● Required work:
Collect from the data below each line with "xlabel".

** start Data provided **

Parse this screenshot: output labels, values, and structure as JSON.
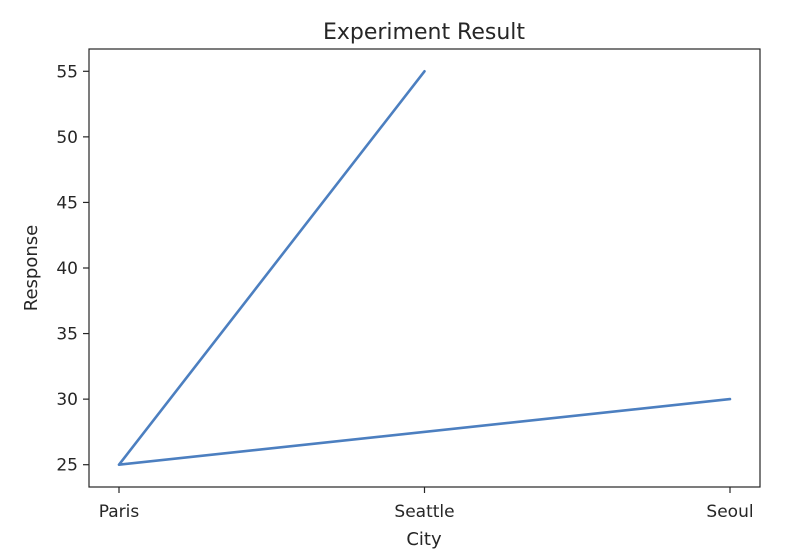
{
  "chart_data": {
    "type": "line",
    "title": "Experiment Result",
    "xlabel": "City",
    "ylabel": "Response",
    "categories": [
      "Paris",
      "Seattle",
      "Seoul"
    ],
    "series": [
      {
        "values": [
          {
            "x": "Seattle",
            "y": 55
          },
          {
            "x": "Paris",
            "y": 25
          },
          {
            "x": "Seoul",
            "y": 30
          }
        ]
      }
    ],
    "ylim": [
      23.3,
      56.7
    ],
    "yticks": [
      25,
      30,
      35,
      40,
      45,
      50,
      55
    ],
    "grid": false,
    "colors": {
      "line": "#4c7fc0",
      "axes": "#262626"
    }
  }
}
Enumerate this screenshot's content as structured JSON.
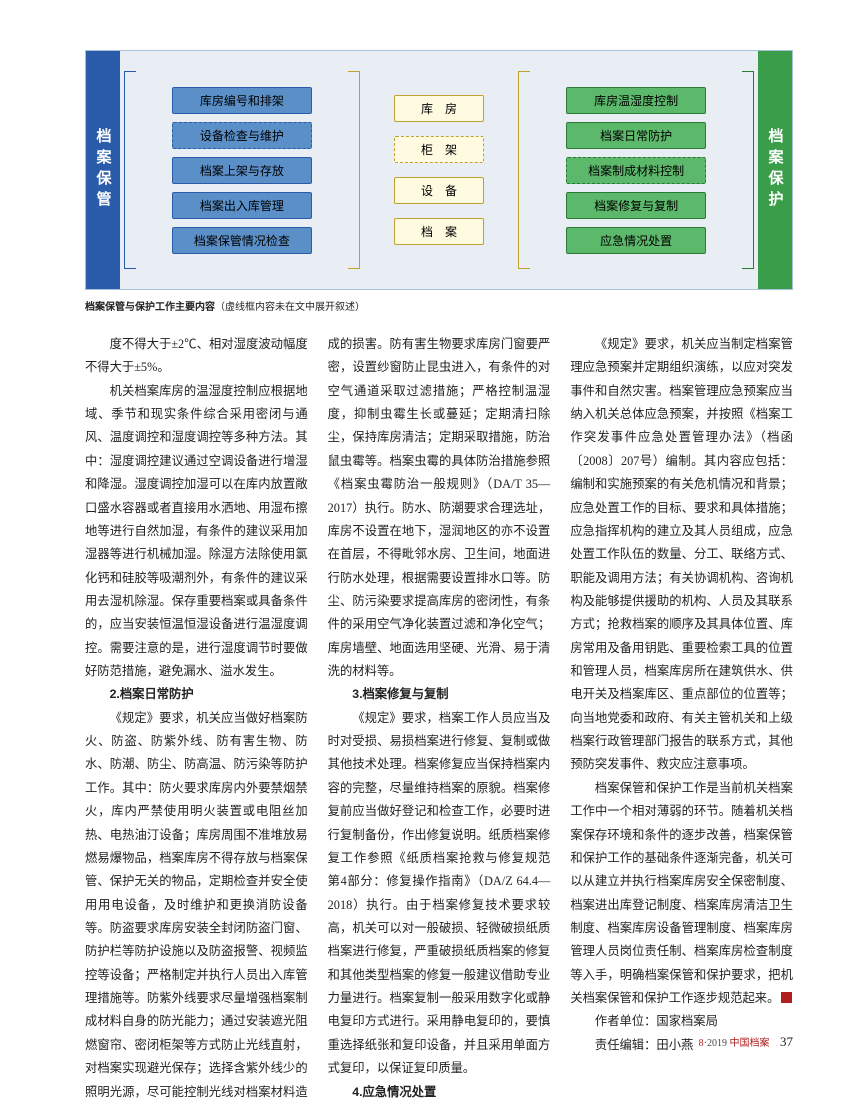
{
  "diagram": {
    "left_band": "档案保管",
    "right_band": "档案保护",
    "left_boxes": [
      {
        "label": "库房编号和排架",
        "style": "blue"
      },
      {
        "label": "设备检查与维护",
        "style": "blue dashed"
      },
      {
        "label": "档案上架与存放",
        "style": "blue"
      },
      {
        "label": "档案出入库管理",
        "style": "blue"
      },
      {
        "label": "档案保管情况检查",
        "style": "blue"
      }
    ],
    "center_boxes": [
      {
        "label": "库　房",
        "style": "yellow"
      },
      {
        "label": "柜　架",
        "style": "yellow dashed"
      },
      {
        "label": "设　备",
        "style": "yellow"
      },
      {
        "label": "档　案",
        "style": "yellow"
      }
    ],
    "right_boxes": [
      {
        "label": "库房温湿度控制",
        "style": "green"
      },
      {
        "label": "档案日常防护",
        "style": "green"
      },
      {
        "label": "档案制成材料控制",
        "style": "green dashed"
      },
      {
        "label": "档案修复与复制",
        "style": "green"
      },
      {
        "label": "应急情况处置",
        "style": "green"
      }
    ]
  },
  "caption_bold": "档案保管与保护工作主要内容",
  "caption_note": "（虚线框内容未在文中展开叙述）",
  "paragraphs": [
    {
      "t": "p",
      "v": "度不得大于±2℃、相对湿度波动幅度不得大于±5%。"
    },
    {
      "t": "p",
      "v": "机关档案库房的温湿度控制应根据地域、季节和现实条件综合采用密闭与通风、温度调控和湿度调控等多种方法。其中：湿度调控建议通过空调设备进行增湿和降湿。湿度调控加湿可以在库内放置敞口盛水容器或者直接用水洒地、用湿布擦地等进行自然加湿，有条件的建议采用加湿器等进行机械加湿。除湿方法除使用氯化钙和硅胶等吸潮剂外，有条件的建议采用去湿机除湿。保存重要档案或具备条件的，应当安装恒温恒湿设备进行温湿度调控。需要注意的是，进行湿度调节时要做好防范措施，避免漏水、溢水发生。"
    },
    {
      "t": "h",
      "v": "2.档案日常防护"
    },
    {
      "t": "p",
      "v": "《规定》要求，机关应当做好档案防火、防盗、防紫外线、防有害生物、防水、防潮、防尘、防高温、防污染等防护工作。其中：防火要求库房内外要禁烟禁火，库内严禁使用明火装置或电阻丝加热、电热油汀设备；库房周围不准堆放易燃易爆物品，档案库房不得存放与档案保管、保护无关的物品，定期检查并安全使用用电设备，及时维护和更换消防设备等。防盗要求库房安装全封闭防盗门窗、防护栏等防护设施以及防盗报警、视频监控等设备；严格制定并执行人员出入库管理措施等。防紫外线要求尽量增强档案制成材料自身的防光能力；通过安装遮光阻燃窗帘、密闭柜架等方式防止光线直射，对档案实现避光保存；选择含紫外线少的照明光源，尽可能控制光线对档案材料造成的损害。防有害生物要求库房门窗要严密，设置纱窗防止昆虫进入，有条件的对空气通道采取过滤措施；严格控制温湿度，抑制虫霉生长或蔓延；定期清扫除尘，保持库房清洁；定期采取措施，防治鼠虫霉等。档案虫霉的具体防治措施参照《档案虫霉防治一般规则》（DA/T 35—2017）执行。防水、防潮要求合理选址，库房不设置在地下，湿润地区的亦不设置在首层，不得毗邻水房、卫生间，地面进行防水处理，根据需要设置排水口等。防尘、防污染要求提高库房的密闭性，有条件的采用空气净化装置过滤和净化空气；库房墙壁、地面选用坚硬、光滑、易于清洗的材料等。"
    },
    {
      "t": "h",
      "v": "3.档案修复与复制"
    },
    {
      "t": "p",
      "v": "《规定》要求，档案工作人员应当及时对受损、易损档案进行修复、复制或做其他技术处理。档案修复应当保持档案内容的完整，尽量维持档案的原貌。档案修复前应当做好登记和检查工作，必要时进行复制备份，作出修复说明。纸质档案修复工作参照《纸质档案抢救与修复规范 第4部分：修复操作指南》（DA/Z 64.4—2018）执行。由于档案修复技术要求较高，机关可以对一般破损、轻微破损纸质档案进行修复，严重破损纸质档案的修复和其他类型档案的修复一般建议借助专业力量进行。档案复制一般采用数字化或静电复印方式进行。采用静电复印的，要慎重选择纸张和复印设备，并且采用单面方式复印，以保证复印质量。"
    },
    {
      "t": "h",
      "v": "4.应急情况处置"
    },
    {
      "t": "p",
      "v": "《规定》要求，机关应当制定档案管理应急预案并定期组织演练，以应对突发事件和自然灾害。档案管理应急预案应当纳入机关总体应急预案，并按照《档案工作突发事件应急处置管理办法》（档函〔2008〕207号）编制。其内容应包括：编制和实施预案的有关危机情况和背景；应急处置工作的目标、要求和具体措施；应急指挥机构的建立及其人员组成，应急处置工作队伍的数量、分工、联络方式、职能及调用方法；有关协调机构、咨询机构及能够提供援助的机构、人员及其联系方式；抢救档案的顺序及其具体位置、库房常用及备用钥匙、重要检索工具的位置和管理人员，档案库房所在建筑供水、供电开关及档案库区、重点部位的位置等；向当地党委和政府、有关主管机关和上级档案行政管理部门报告的联系方式，其他预防突发事件、救灾应注意事项。"
    },
    {
      "t": "p",
      "v": "档案保管和保护工作是当前机关档案工作中一个相对薄弱的环节。随着机关档案保存环境和条件的逐步改善，档案保管和保护工作的基础条件逐渐完备，机关可以从建立并执行档案库房安全保密制度、档案进出库登记制度、档案库房清洁卫生制度、档案库房设备管理制度、档案库房管理人员岗位责任制、档案库房检查制度等入手，明确档案保管和保护要求，把机关档案保管和保护工作逐步规范起来。"
    }
  ],
  "credit_author": "作者单位：国家档案局",
  "credit_editor": "责任编辑：田小燕",
  "footer_issue": "8",
  "footer_year": "·2019",
  "footer_brand": "中国档案",
  "footer_page": "37"
}
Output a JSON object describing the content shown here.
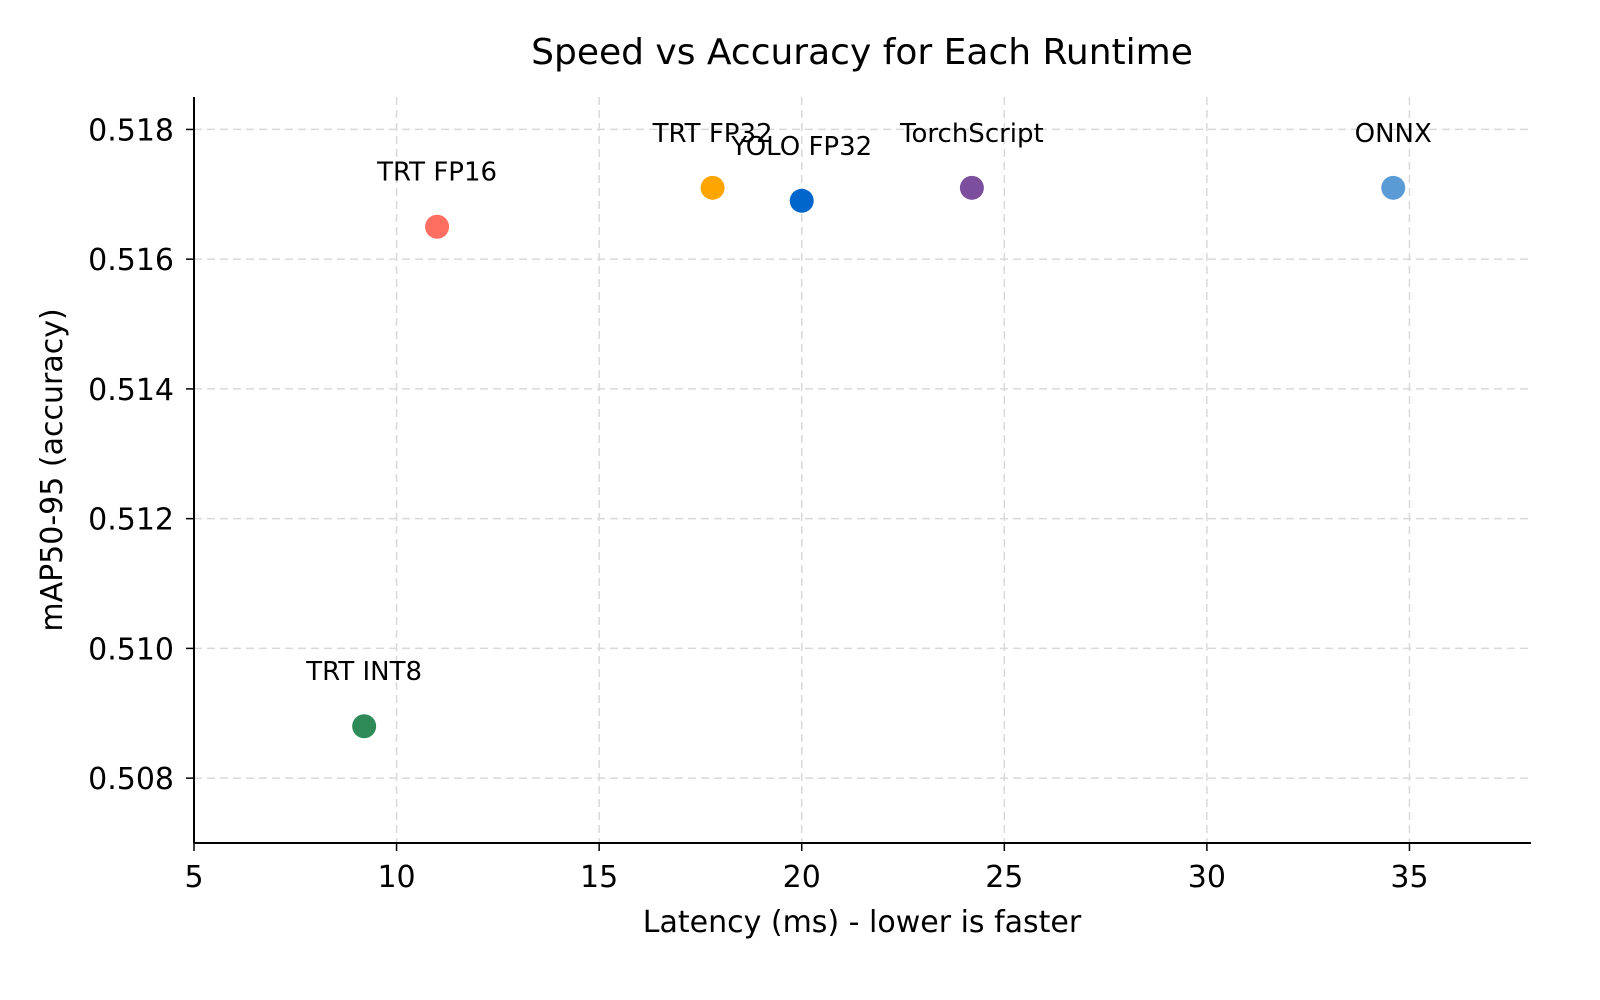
{
  "chart_data": {
    "type": "scatter",
    "title": "Speed vs Accuracy for Each Runtime",
    "xlabel": "Latency (ms) - lower is faster",
    "ylabel": "mAP50-95 (accuracy)",
    "xlim": [
      5,
      38
    ],
    "ylim": [
      0.507,
      0.5185
    ],
    "xticks": [
      5,
      10,
      15,
      20,
      25,
      30,
      35
    ],
    "xtick_labels": [
      "5",
      "10",
      "15",
      "20",
      "25",
      "30",
      "35"
    ],
    "yticks": [
      0.508,
      0.51,
      0.512,
      0.514,
      0.516,
      0.518
    ],
    "ytick_labels": [
      "0.508",
      "0.510",
      "0.512",
      "0.514",
      "0.516",
      "0.518"
    ],
    "grid": true,
    "legend": null,
    "points": [
      {
        "label": "TRT INT8",
        "x": 9.2,
        "y": 0.5088,
        "color": "#2e8b57"
      },
      {
        "label": "TRT FP16",
        "x": 11.0,
        "y": 0.5165,
        "color": "#ff6f61"
      },
      {
        "label": "TRT FP32",
        "x": 17.8,
        "y": 0.5171,
        "color": "#ffa500"
      },
      {
        "label": "YOLO FP32",
        "x": 20.0,
        "y": 0.5169,
        "color": "#0066cc"
      },
      {
        "label": "TorchScript",
        "x": 24.2,
        "y": 0.5171,
        "color": "#7b4f9d"
      },
      {
        "label": "ONNX",
        "x": 34.6,
        "y": 0.5171,
        "color": "#5b9bd5"
      }
    ]
  }
}
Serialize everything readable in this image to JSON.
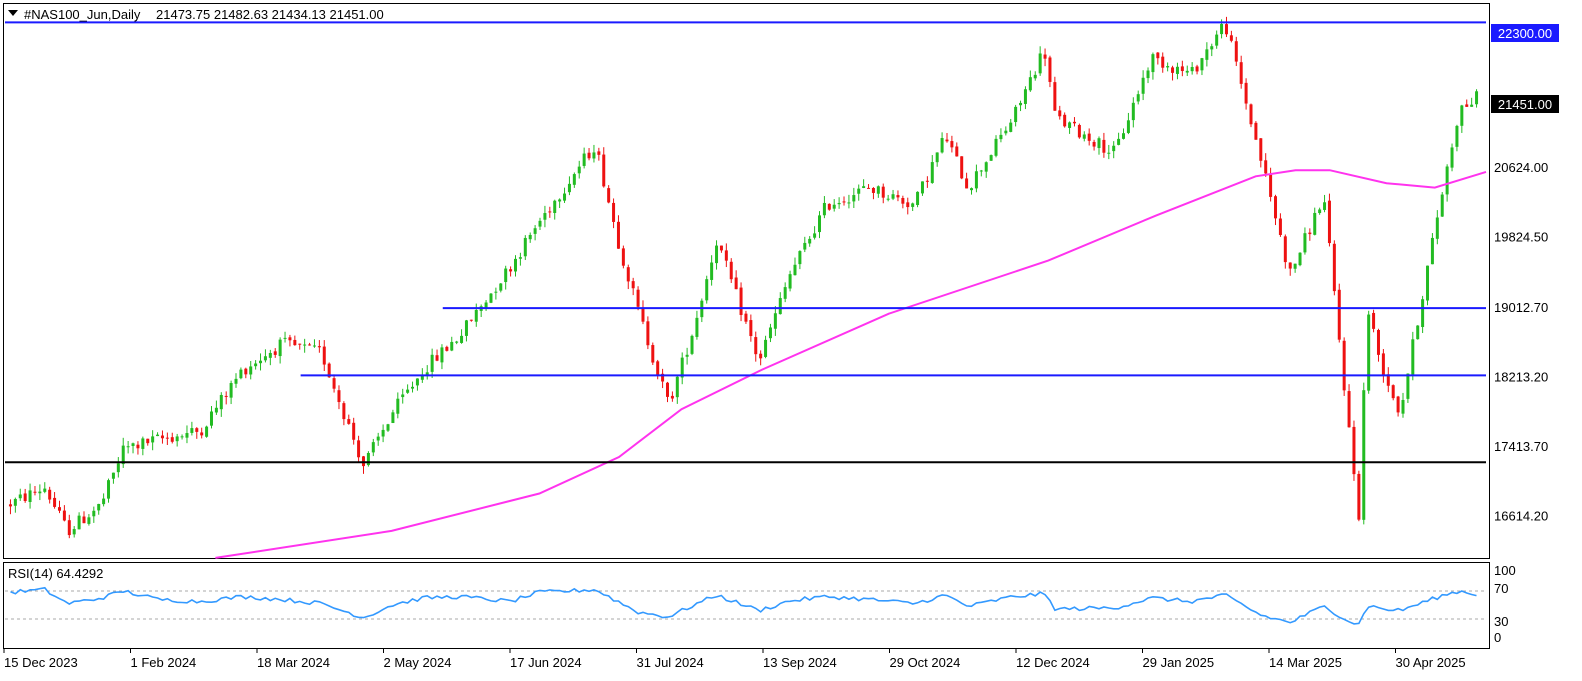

** end Data provided **

● Written solution:
    "xlabel": "City",
    "xlabel": "Latency (ms) - lower is faster",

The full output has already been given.